### FRAGMENTO DEL DOCUMENTO:
========
Una lectura del objetivo principal del Lean Manufacturing sería:
Reducir al mínimo indispensable el tiempo que transcurre desde que se conoce la necesidad del cliente hasta que se cobra por haberla satisfecho.

Tres aspectos a tener en cuenta:

Calidad (la que cubre las expectativas del cliente)
Coste (Mínimo, tomando como referencia a la competencia)
Servicio (el que requiere el cliente, en el plazo convenido)

Actualmente el cliente pide productos “a medida”, la oferta es tan grande que ya no se conforma con cualquier cosa. Es por esto que las grandes series de producción son cada vez menos frecuentes y hay que estar preparados para fabricar rápidamente pedidos de bajo volumen.

Enfoque tradicional de Fabricar grandes lotes según previsión de la demanda de cliente à llenar los almacenes à enviar según demanda del cliente à cliente satisfecho

  • Ventajas: confiamos en nuestras elevadas existencias para enviar al cliente cuando lo requiera, podemos aplicar la teoría del “lote económico”
  • Inconvenientes: riesgo de obsolescencia, más dificultad para detectar defectos, más espacio necesario, mayor coste de inventarios, no apropiado para el suministro de pequeños lotes.

 

Enfoque de satisfacción al cliente del Lean Manufacturing:

Fabricar pequeños lotes según demanda del cliente à almacenar lo estrictamente necesario à enviar a cliente en cantidad y plazo justo (JIT) à cliente satisfecho

(Esta segunda alternativa implica plazos de reacción muy cortos, es decir: cambios rápidos de referencia en máquinas, flujo continuo, eliminación de esperas y colaboración de los proveedores)
========
### TAREA:
Transcriba del fragmento sobre Lean Manufacturing el pasaje comprendido entre "Enfoque de satisfacción" y "de los proveedores)", ambos incluidos.

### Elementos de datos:
========
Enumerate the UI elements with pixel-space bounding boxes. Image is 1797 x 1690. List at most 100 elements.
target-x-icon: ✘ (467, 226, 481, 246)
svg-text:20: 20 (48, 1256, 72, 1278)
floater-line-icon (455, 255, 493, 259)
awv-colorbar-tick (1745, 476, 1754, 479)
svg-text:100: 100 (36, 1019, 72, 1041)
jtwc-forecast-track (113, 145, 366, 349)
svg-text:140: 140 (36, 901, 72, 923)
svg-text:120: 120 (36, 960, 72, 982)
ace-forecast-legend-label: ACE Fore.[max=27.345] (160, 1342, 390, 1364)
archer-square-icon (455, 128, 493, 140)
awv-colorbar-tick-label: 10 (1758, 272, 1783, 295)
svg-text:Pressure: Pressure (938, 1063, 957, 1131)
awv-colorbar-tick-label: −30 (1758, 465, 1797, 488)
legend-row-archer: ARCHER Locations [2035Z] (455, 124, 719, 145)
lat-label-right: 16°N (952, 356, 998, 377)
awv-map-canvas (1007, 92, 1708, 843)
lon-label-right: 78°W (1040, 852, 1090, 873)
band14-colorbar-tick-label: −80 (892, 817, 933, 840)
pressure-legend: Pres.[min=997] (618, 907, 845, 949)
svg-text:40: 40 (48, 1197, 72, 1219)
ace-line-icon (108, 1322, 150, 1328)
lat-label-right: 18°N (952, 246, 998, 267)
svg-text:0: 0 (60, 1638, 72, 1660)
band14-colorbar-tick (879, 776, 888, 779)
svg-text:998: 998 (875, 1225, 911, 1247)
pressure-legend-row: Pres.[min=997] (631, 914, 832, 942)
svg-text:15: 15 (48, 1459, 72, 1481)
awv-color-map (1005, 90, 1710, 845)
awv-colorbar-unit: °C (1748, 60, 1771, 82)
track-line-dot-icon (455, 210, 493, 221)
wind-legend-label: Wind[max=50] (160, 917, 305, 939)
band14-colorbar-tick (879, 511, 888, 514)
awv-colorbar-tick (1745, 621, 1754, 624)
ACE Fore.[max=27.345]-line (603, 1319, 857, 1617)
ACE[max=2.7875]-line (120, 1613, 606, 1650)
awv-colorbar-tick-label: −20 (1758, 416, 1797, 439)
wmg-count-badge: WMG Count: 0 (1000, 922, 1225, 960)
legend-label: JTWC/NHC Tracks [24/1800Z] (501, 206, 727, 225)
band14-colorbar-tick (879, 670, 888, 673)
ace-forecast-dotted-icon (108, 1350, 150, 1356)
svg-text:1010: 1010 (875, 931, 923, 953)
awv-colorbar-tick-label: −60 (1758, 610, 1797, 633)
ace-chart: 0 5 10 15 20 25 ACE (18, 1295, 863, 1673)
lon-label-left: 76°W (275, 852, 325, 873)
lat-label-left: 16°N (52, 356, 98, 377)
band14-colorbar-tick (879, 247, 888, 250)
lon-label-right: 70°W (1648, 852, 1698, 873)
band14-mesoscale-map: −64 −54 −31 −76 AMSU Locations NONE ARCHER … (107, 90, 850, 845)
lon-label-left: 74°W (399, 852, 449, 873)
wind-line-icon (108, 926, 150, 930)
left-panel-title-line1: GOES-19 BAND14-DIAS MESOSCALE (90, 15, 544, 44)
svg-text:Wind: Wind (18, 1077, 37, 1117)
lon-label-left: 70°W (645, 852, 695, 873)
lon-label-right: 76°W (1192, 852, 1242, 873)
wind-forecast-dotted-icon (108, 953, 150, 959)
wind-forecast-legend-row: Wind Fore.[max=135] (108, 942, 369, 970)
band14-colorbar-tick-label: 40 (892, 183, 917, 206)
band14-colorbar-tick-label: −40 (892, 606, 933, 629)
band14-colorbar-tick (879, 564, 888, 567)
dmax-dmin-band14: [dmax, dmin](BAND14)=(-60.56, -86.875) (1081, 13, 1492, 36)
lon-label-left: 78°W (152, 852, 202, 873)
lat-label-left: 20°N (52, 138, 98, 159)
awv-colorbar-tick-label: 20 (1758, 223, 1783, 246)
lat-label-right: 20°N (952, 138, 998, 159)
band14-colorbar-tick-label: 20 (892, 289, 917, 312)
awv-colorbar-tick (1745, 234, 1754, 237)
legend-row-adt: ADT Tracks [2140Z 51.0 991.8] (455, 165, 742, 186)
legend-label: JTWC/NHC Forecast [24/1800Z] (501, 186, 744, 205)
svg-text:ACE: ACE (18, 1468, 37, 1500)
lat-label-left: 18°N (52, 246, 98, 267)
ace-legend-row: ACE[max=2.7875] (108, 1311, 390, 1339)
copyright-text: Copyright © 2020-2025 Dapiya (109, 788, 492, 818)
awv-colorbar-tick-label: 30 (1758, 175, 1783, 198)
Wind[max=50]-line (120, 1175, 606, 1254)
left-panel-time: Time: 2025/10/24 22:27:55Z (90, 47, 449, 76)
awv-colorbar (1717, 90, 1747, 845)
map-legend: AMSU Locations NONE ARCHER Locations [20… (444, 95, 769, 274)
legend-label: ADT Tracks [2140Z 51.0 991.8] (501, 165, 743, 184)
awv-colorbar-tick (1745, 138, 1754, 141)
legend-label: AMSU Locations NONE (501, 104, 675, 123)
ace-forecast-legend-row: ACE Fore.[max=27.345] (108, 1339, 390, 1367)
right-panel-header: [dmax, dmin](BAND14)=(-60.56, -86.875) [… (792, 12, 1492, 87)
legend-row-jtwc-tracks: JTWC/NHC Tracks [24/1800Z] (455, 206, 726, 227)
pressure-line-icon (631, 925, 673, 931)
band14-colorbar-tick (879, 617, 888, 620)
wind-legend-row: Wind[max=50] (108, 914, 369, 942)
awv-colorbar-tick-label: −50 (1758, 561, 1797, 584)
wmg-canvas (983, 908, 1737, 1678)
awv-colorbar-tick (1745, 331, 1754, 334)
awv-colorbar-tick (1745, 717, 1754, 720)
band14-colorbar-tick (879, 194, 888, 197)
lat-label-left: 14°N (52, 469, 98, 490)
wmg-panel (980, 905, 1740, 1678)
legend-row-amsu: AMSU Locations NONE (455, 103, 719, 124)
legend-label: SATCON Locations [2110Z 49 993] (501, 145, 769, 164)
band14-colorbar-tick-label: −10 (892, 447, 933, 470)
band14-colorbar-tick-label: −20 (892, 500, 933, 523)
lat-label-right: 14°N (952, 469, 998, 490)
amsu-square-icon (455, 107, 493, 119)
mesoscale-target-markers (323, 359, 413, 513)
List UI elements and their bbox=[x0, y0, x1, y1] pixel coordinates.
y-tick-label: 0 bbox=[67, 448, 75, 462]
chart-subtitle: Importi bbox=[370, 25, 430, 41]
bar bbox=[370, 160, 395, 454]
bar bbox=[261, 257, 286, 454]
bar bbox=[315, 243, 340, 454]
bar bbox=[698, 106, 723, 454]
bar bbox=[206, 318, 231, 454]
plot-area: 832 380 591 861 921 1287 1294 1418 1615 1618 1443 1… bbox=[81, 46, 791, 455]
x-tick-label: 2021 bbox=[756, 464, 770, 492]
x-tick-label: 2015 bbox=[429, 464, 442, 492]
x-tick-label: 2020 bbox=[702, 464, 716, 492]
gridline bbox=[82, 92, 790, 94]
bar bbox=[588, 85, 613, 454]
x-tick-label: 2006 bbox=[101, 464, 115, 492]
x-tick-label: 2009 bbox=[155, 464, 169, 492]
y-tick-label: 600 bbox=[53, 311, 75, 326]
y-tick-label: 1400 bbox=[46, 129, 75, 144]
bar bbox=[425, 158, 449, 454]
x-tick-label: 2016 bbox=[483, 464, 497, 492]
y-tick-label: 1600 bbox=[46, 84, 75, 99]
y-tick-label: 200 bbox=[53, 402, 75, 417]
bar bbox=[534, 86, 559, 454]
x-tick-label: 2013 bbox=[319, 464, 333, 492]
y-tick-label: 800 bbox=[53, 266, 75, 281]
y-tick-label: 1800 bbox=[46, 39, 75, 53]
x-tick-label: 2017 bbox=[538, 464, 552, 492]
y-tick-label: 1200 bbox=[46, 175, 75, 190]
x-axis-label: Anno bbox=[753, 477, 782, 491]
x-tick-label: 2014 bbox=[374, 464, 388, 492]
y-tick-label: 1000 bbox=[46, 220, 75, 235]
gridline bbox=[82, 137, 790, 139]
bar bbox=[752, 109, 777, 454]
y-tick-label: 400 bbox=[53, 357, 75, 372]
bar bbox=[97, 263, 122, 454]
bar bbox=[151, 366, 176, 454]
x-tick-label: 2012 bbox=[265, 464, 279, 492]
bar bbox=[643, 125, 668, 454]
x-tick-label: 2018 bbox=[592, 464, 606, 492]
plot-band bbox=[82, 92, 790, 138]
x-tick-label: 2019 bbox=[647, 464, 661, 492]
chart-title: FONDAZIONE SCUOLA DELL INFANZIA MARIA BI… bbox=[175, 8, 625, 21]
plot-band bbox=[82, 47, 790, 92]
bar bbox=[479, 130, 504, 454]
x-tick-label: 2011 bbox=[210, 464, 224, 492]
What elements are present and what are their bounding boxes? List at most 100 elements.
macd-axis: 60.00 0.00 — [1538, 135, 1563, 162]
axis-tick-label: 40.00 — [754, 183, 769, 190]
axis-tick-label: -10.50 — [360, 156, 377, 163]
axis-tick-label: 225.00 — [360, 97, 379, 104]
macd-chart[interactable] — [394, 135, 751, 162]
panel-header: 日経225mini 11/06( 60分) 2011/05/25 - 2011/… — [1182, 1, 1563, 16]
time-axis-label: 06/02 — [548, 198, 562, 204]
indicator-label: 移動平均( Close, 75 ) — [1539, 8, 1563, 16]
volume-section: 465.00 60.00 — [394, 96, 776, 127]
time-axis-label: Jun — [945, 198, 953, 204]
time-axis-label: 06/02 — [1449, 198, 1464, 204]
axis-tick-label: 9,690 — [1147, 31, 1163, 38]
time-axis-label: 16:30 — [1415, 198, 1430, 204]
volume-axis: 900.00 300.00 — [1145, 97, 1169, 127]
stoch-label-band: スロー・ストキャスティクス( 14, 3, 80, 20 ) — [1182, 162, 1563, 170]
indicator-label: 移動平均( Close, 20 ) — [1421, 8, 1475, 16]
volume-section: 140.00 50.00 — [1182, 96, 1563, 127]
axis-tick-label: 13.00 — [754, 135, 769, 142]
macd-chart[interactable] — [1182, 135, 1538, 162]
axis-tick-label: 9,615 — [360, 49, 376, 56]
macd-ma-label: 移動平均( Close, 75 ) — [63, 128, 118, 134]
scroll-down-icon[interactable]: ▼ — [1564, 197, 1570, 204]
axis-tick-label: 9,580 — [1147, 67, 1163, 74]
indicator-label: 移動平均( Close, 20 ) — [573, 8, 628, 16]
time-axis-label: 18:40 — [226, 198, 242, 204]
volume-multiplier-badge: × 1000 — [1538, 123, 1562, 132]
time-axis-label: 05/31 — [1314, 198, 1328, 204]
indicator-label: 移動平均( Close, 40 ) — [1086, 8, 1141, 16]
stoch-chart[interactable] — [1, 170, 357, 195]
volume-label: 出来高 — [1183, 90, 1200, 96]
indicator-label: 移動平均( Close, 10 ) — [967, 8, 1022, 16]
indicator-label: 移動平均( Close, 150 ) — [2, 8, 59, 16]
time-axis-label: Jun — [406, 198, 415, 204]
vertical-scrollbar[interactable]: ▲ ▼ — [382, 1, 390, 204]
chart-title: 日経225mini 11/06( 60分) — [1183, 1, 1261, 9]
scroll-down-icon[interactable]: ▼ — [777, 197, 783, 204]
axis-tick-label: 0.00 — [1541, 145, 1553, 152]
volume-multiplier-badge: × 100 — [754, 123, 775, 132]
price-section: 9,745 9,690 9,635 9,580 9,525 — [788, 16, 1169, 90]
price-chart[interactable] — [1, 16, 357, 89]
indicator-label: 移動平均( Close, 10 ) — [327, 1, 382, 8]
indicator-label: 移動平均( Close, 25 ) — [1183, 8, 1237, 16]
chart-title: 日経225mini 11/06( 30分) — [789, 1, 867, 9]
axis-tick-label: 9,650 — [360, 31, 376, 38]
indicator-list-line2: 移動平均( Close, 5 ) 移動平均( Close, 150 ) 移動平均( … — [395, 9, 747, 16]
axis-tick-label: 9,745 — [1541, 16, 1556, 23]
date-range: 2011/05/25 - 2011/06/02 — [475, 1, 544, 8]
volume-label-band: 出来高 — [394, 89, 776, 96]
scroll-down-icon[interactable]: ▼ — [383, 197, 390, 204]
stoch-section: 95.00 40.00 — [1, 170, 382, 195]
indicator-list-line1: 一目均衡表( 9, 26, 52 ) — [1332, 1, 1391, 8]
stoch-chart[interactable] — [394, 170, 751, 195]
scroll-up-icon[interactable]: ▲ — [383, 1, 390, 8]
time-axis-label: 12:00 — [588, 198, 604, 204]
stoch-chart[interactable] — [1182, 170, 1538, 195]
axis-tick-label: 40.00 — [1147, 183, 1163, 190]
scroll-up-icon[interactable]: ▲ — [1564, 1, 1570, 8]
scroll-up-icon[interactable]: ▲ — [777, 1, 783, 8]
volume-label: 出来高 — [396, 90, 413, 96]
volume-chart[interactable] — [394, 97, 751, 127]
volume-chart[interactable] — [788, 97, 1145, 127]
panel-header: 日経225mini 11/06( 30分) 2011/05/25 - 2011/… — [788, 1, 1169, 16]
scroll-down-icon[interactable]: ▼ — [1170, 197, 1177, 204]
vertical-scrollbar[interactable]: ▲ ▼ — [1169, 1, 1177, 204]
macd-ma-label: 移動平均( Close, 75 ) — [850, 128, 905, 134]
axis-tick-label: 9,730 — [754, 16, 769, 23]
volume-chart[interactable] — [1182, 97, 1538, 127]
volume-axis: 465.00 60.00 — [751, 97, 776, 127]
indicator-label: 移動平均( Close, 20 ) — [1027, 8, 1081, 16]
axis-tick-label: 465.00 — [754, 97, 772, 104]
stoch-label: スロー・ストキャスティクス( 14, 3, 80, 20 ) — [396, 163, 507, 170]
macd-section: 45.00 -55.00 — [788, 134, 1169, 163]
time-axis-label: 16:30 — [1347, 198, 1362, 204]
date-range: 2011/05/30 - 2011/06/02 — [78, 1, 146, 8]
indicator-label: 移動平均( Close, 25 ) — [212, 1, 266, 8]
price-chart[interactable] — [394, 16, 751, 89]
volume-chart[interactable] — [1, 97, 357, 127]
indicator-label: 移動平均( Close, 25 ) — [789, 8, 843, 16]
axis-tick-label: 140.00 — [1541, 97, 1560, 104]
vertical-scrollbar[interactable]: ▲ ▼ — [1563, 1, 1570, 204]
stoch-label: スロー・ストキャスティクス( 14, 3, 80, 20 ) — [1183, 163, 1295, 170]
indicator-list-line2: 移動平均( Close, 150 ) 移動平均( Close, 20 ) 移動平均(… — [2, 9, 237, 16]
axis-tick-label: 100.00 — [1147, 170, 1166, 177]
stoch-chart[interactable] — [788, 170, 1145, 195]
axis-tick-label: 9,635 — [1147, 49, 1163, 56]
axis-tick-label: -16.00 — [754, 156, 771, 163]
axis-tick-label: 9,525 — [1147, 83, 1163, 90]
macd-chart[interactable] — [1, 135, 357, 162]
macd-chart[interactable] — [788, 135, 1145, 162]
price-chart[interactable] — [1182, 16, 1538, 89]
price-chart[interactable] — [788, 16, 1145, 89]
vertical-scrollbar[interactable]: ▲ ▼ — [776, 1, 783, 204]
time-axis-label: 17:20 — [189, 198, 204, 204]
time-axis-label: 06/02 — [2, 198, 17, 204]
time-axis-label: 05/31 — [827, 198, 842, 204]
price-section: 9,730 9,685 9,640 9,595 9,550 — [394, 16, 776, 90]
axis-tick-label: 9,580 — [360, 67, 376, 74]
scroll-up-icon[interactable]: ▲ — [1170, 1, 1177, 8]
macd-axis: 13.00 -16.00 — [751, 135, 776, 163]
========
### RESULTADO DE LA TAREA:
Enfoque de satisfacción al cliente del Lean Manufacturing:

Fabricar pequeños lotes según demanda del cliente à almacenar lo estrictamente necesario à enviar a cliente en cantidad y plazo justo (JIT) à cliente satisfecho

(Esta segunda alternativa implica plazos de reacción muy cortos, es decir: cambios rápidos de referencia en máquinas, flujo continuo, eliminación de esperas y colaboración de los proveedores)